> [Aim of the exercise]: State how many lines of the records contain the string "mobile". Give the number alone.

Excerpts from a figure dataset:

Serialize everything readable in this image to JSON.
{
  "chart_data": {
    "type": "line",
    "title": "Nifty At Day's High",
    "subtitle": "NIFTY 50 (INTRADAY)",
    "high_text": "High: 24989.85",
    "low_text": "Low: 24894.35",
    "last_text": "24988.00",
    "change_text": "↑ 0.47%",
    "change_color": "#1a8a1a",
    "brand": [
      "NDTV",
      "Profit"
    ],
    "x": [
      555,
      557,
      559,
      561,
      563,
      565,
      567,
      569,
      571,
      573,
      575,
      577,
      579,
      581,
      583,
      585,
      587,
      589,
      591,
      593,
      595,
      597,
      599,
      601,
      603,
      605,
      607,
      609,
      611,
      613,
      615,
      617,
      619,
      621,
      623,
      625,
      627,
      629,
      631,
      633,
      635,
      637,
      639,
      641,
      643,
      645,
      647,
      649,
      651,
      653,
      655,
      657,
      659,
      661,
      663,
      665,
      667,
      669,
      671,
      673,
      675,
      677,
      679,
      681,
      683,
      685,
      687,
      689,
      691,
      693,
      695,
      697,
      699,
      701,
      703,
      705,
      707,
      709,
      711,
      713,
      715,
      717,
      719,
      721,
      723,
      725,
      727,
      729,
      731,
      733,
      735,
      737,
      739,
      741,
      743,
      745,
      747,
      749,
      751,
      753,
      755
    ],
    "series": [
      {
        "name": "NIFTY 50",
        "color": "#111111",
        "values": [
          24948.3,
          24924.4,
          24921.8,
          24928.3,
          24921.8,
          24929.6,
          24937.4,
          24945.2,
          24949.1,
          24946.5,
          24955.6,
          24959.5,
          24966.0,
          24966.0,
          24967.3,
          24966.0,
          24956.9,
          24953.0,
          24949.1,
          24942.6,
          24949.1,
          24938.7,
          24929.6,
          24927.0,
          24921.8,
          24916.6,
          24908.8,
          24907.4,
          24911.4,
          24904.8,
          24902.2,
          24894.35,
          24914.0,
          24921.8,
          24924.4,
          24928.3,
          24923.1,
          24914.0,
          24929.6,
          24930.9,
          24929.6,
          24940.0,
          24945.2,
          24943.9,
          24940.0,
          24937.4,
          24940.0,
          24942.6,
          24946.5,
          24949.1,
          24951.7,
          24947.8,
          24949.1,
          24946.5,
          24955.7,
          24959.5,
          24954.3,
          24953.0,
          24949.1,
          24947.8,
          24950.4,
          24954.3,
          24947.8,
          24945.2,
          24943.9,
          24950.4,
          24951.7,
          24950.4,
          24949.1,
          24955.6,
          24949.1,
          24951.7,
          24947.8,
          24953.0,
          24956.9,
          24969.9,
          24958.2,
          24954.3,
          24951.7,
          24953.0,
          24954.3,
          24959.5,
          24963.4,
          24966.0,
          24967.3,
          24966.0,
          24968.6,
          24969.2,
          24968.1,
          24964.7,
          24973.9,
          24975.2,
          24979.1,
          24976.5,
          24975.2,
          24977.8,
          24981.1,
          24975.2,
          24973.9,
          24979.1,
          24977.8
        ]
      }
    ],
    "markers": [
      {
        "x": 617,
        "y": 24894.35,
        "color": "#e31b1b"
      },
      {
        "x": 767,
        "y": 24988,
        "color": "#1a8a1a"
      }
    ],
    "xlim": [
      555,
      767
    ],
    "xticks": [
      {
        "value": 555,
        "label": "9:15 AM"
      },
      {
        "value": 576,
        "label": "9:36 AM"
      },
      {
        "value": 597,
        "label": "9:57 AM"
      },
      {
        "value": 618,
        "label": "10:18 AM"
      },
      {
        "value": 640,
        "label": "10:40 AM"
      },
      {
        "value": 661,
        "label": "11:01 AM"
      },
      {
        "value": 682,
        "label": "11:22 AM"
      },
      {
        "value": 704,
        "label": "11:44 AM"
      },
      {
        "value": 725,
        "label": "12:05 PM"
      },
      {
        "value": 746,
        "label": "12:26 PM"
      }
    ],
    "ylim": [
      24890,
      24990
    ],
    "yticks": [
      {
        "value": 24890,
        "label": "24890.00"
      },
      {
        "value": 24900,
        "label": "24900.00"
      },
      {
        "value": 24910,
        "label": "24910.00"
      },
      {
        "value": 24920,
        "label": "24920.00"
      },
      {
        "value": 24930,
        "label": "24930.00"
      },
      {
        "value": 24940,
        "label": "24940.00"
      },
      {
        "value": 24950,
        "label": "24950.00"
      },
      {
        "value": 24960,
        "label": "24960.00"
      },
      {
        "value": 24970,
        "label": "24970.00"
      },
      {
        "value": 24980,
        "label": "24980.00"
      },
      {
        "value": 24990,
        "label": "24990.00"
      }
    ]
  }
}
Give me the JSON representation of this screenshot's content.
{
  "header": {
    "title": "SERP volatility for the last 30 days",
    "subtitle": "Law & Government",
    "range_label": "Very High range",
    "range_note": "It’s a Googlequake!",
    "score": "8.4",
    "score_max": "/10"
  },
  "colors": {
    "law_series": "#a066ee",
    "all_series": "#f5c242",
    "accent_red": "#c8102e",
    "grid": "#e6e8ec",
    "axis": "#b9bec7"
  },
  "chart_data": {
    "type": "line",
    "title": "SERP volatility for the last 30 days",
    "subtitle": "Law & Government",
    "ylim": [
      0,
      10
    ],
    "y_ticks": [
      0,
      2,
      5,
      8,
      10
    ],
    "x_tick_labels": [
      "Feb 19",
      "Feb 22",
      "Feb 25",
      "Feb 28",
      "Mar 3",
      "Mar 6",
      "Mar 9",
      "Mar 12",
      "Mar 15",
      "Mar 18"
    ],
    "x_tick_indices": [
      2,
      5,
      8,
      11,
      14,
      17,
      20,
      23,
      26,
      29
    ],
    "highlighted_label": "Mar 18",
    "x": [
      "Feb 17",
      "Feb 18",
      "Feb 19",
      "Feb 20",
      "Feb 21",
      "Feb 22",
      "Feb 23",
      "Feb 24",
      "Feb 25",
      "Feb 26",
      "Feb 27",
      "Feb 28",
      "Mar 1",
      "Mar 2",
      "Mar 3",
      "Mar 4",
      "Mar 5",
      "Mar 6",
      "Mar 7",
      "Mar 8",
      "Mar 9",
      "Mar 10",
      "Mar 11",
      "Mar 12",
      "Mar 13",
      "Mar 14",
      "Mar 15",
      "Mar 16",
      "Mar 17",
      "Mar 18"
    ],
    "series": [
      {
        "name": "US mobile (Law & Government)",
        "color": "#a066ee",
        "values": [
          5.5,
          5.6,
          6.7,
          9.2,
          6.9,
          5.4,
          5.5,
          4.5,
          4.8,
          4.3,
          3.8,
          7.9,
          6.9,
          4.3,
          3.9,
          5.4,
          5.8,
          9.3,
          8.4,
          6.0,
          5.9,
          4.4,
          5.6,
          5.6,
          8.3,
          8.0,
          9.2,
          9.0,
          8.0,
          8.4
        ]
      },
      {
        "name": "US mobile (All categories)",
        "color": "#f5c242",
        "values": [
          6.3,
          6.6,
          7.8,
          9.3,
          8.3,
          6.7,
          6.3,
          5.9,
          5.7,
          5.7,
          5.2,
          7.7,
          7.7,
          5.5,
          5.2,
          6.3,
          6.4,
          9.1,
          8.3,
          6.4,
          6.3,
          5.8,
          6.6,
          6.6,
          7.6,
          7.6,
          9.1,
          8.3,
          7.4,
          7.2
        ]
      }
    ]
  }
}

> [Full output]: 2